==== Records shown ====
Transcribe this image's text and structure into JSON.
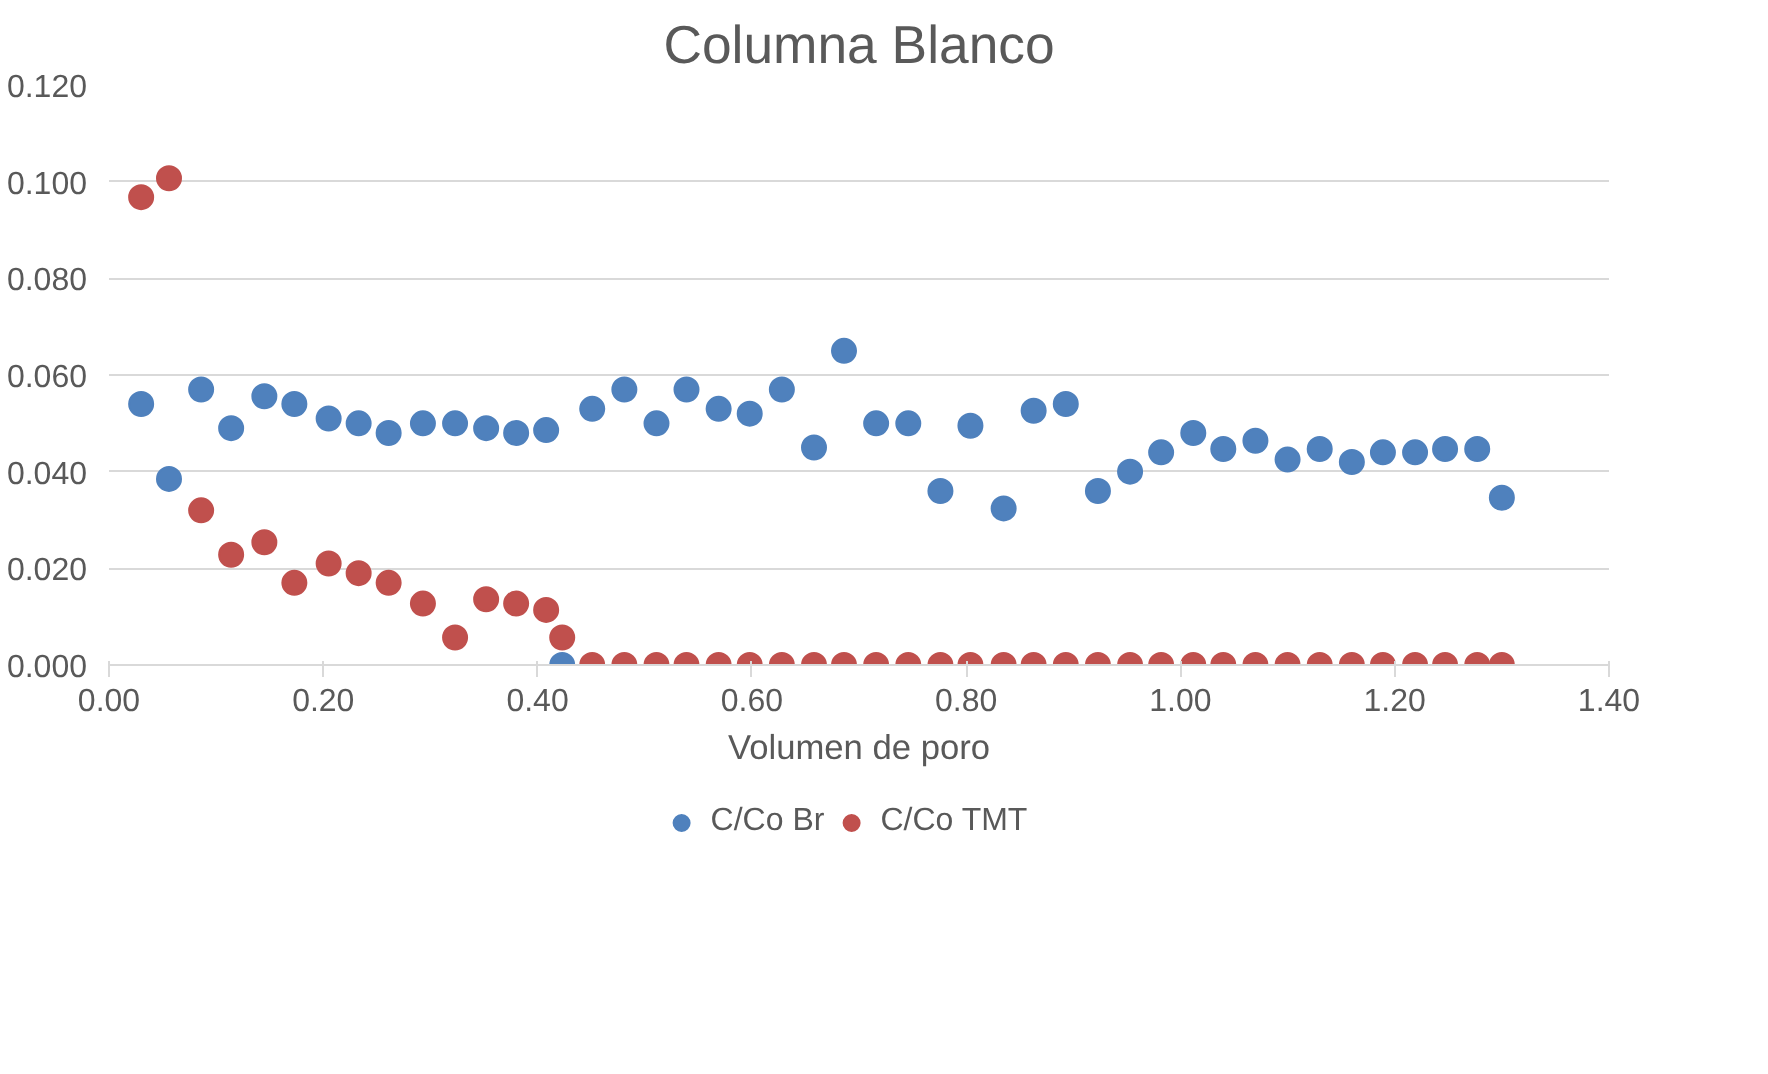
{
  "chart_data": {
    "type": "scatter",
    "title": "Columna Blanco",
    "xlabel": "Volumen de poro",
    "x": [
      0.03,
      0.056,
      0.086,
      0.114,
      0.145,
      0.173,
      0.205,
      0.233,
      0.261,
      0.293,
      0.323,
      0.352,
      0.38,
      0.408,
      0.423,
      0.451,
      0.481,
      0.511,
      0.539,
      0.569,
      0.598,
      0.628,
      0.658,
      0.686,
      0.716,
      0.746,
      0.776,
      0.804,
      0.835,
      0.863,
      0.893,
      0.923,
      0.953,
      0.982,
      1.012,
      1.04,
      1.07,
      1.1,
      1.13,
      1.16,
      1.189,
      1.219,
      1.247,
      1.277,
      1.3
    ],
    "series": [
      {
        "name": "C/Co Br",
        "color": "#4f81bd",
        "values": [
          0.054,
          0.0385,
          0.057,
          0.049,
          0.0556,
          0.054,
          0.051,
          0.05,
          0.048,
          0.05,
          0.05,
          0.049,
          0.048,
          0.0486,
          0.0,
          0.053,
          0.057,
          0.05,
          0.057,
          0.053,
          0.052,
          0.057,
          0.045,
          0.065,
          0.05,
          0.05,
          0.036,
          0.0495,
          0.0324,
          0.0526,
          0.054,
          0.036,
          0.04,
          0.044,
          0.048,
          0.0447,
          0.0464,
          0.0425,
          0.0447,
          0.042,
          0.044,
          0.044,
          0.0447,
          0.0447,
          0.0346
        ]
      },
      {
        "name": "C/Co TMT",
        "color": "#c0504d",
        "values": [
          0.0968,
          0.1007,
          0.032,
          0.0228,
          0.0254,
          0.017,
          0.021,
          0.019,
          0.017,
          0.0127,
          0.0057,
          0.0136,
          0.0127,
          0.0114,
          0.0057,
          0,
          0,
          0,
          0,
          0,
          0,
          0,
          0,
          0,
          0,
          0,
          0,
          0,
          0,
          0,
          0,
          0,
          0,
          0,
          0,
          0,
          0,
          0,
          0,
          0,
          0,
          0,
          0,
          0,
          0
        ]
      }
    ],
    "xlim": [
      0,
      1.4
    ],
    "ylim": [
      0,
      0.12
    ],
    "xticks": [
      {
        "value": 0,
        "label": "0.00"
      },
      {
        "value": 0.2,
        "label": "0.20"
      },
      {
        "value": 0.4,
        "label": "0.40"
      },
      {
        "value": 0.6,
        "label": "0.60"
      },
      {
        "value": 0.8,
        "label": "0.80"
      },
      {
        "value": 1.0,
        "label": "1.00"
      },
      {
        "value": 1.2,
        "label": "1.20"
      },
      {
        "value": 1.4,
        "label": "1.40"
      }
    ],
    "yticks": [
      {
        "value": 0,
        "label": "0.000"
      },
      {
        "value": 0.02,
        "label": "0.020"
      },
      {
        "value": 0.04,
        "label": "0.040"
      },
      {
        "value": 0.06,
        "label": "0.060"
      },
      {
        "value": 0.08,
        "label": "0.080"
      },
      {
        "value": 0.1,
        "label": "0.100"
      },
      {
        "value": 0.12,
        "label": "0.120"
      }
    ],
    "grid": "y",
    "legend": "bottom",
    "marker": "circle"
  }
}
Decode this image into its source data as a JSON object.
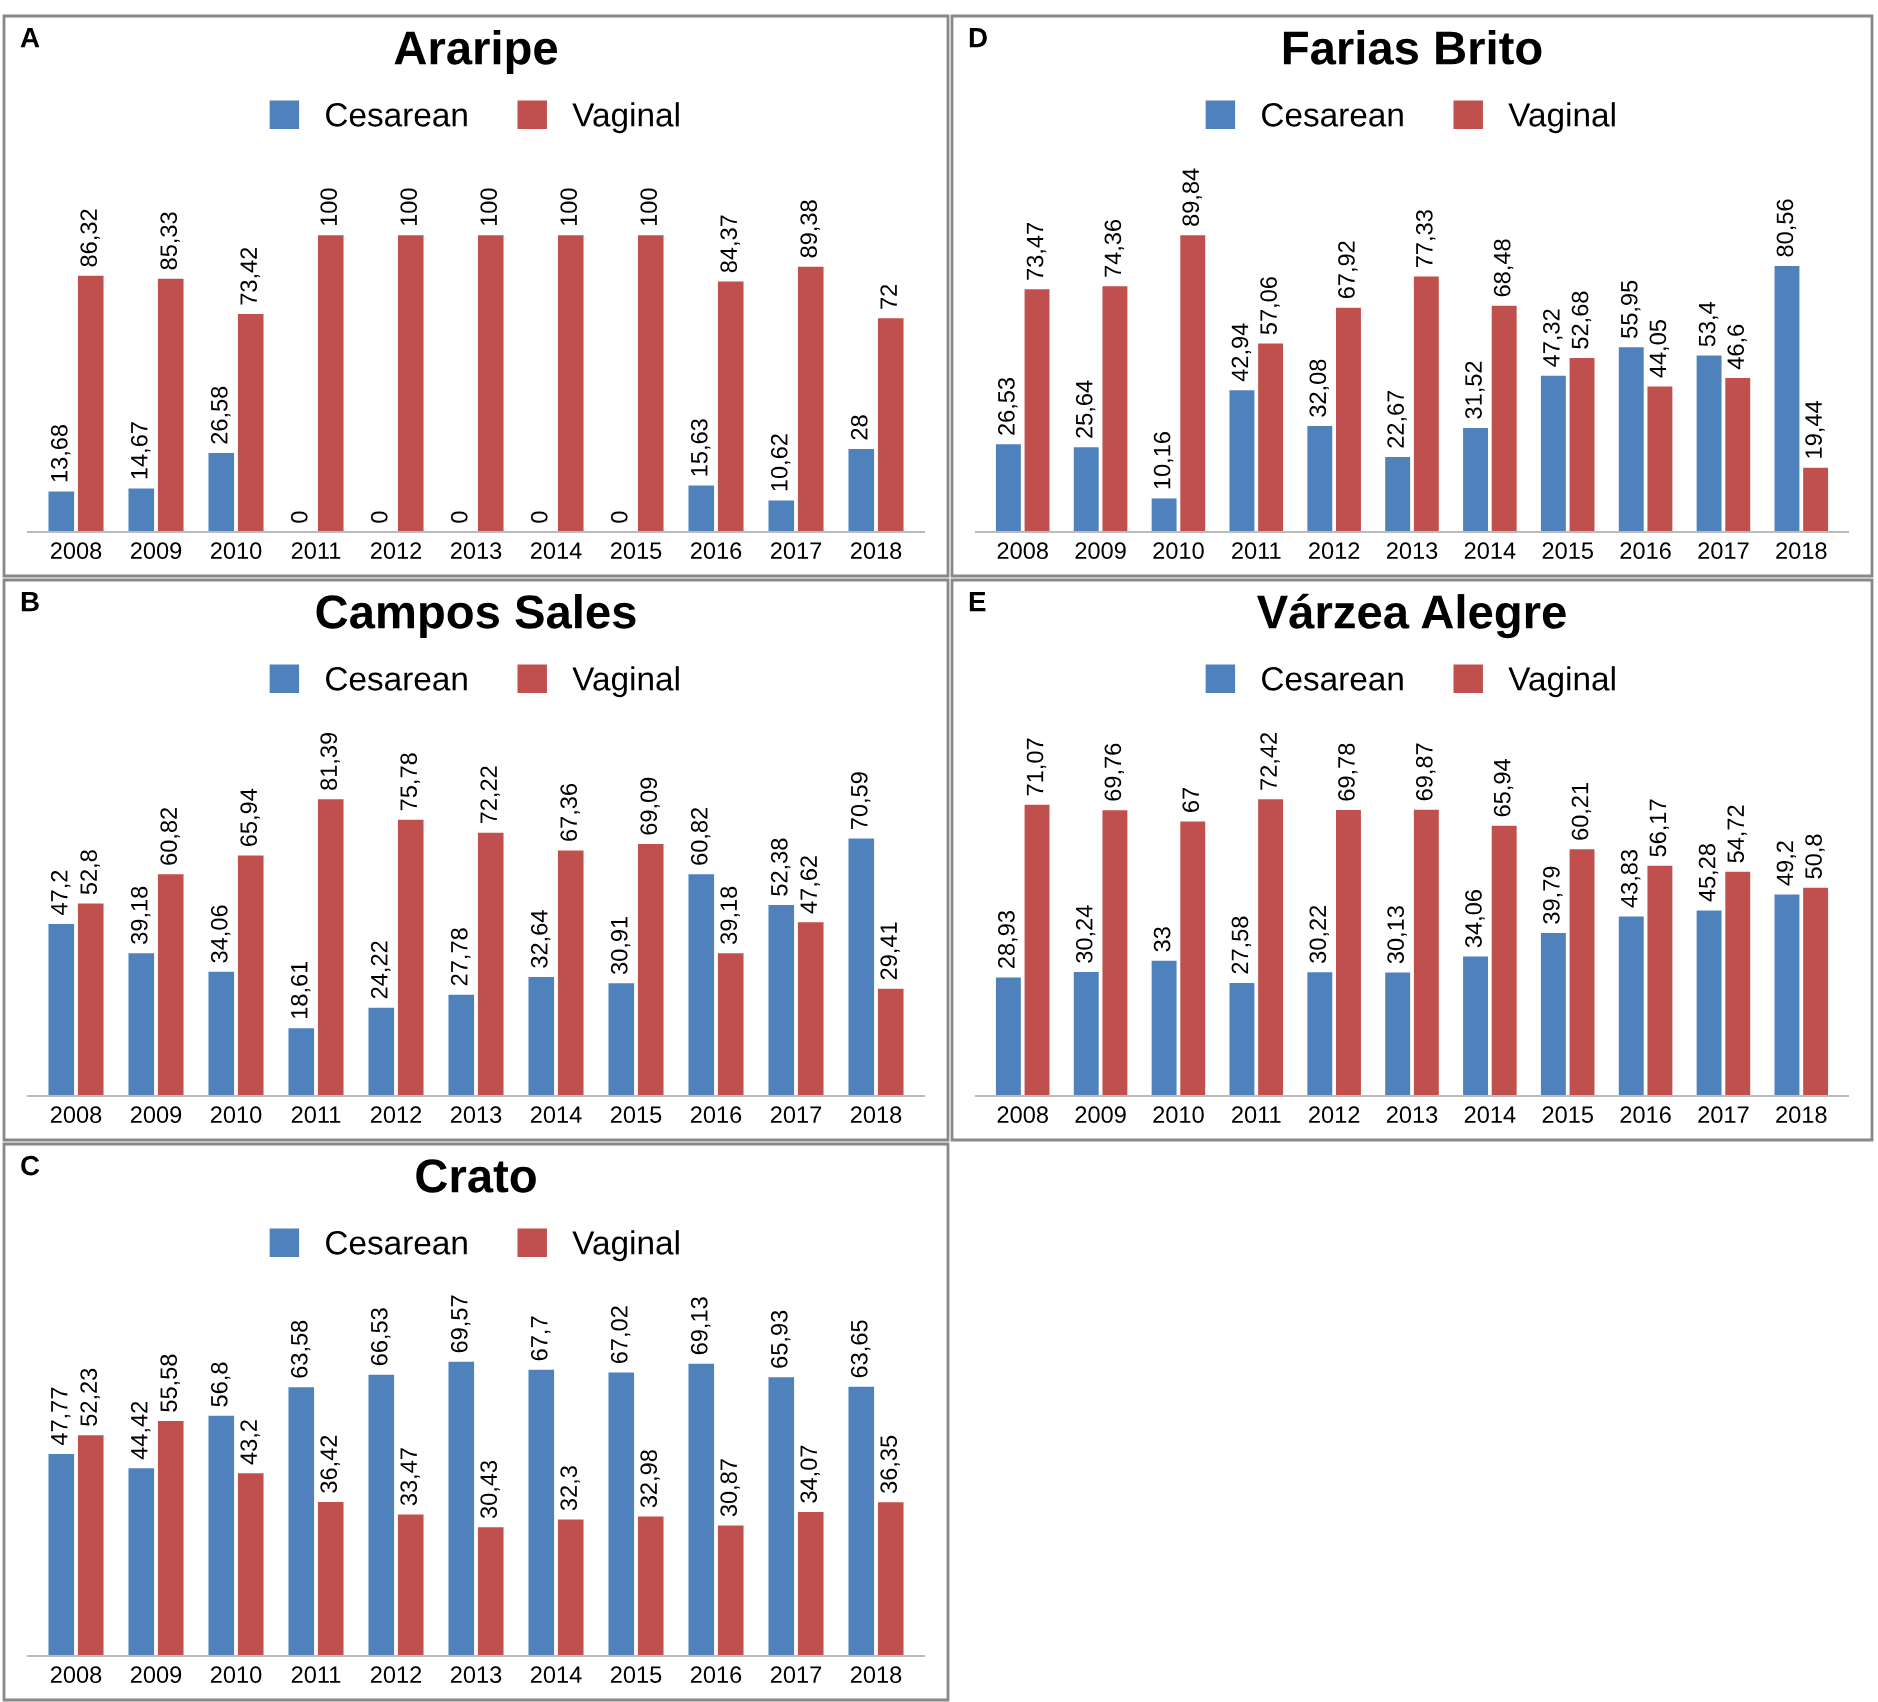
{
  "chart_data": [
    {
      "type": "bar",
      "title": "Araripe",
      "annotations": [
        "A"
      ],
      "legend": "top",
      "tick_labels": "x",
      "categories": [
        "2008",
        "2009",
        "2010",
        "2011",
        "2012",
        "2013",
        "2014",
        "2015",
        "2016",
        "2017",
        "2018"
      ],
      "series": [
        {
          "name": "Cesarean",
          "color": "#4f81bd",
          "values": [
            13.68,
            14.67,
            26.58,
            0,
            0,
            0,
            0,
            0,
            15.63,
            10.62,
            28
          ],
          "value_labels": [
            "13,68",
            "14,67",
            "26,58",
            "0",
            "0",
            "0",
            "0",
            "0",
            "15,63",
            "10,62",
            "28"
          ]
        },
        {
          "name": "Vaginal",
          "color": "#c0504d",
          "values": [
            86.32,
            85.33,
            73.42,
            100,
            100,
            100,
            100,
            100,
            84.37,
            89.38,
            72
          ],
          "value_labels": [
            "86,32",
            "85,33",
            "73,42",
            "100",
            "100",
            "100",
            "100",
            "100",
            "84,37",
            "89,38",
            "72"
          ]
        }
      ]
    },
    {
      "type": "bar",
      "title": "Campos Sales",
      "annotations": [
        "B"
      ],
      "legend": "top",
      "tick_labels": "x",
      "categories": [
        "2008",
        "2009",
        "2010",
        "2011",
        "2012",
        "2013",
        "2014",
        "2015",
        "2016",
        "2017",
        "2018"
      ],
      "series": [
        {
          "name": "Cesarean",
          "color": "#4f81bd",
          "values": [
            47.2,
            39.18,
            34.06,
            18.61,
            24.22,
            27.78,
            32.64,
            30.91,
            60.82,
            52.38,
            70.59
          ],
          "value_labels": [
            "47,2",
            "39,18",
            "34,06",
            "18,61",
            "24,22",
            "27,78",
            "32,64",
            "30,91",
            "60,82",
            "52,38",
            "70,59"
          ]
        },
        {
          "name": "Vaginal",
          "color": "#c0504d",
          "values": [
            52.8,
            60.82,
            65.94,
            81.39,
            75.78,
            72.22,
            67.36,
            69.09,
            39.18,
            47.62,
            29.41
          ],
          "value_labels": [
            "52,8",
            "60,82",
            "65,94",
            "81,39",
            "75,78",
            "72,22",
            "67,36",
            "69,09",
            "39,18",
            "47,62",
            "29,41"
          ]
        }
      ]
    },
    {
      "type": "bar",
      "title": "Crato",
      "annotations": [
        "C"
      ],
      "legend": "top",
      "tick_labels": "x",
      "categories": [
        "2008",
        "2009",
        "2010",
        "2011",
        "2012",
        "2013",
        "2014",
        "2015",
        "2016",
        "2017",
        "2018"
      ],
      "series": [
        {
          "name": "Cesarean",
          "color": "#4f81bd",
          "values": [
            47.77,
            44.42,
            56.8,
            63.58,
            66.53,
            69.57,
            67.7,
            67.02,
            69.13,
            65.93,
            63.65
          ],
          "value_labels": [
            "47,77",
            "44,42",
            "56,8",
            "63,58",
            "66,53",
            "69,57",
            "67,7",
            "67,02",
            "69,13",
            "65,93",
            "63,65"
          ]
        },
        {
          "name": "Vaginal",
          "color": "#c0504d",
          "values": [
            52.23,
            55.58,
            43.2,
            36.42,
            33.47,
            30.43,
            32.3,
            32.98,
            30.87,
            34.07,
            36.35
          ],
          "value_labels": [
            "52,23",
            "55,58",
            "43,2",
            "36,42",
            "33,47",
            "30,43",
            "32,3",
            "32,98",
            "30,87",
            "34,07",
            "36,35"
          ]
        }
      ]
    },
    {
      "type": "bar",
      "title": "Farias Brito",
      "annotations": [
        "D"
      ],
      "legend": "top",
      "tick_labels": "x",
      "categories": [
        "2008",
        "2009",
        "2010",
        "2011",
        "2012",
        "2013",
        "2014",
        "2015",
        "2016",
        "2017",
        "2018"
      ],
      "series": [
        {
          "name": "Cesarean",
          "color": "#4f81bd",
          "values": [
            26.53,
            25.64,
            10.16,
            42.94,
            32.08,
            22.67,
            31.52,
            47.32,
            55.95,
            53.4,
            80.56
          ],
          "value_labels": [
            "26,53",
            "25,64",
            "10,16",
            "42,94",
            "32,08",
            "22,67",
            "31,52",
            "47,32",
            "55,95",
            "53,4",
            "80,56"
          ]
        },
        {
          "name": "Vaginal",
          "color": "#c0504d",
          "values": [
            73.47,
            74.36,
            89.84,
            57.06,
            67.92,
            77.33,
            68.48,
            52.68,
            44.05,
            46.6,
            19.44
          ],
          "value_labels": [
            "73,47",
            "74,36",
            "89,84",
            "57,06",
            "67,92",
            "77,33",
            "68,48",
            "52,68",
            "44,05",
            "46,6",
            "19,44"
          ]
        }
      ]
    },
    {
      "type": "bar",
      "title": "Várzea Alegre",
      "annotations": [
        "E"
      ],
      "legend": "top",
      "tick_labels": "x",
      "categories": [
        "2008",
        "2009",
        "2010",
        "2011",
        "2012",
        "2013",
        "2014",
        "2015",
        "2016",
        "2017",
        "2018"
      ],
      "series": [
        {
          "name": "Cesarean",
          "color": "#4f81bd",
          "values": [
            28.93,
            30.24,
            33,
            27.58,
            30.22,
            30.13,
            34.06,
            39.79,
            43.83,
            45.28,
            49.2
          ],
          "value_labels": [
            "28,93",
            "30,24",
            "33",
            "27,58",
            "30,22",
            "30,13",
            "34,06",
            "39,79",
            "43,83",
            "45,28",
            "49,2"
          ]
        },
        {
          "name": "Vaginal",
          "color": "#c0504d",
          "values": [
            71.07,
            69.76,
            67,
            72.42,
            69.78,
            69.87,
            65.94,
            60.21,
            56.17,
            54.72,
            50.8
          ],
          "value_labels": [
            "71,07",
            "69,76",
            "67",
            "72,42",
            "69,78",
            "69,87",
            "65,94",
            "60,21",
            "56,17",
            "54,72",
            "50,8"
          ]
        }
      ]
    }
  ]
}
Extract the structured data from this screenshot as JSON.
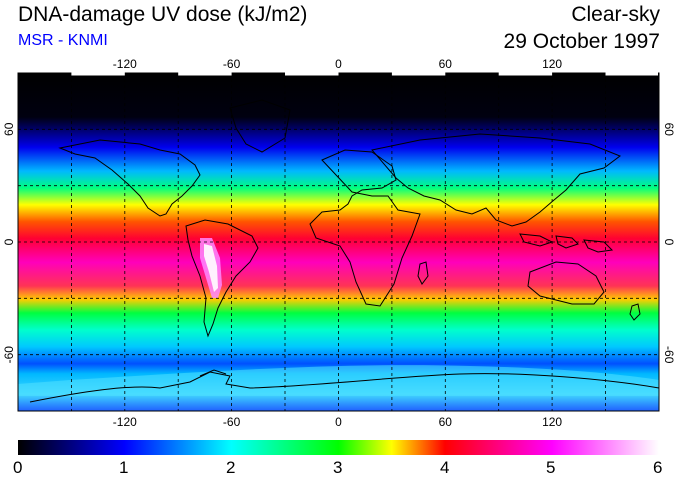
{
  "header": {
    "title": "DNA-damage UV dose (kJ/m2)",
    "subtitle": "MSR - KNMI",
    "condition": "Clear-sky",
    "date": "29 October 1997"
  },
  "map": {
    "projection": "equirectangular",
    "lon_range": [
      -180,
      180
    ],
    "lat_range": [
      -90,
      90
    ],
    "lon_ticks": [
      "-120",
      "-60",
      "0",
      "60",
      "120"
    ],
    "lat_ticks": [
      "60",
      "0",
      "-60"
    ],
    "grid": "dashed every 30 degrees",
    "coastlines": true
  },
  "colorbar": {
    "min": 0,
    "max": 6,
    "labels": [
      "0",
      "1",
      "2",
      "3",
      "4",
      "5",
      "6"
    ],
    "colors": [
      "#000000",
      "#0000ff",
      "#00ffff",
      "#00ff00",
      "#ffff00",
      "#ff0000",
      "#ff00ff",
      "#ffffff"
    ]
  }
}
====
__Short problem__: Check each line above for the string "this" and show the ones that have it.

__Task result__:
Transcribe this image's text and structure into JSON.
Decode this image into its source data as a JSON object.
Extract the structured data from this screenshot as JSON.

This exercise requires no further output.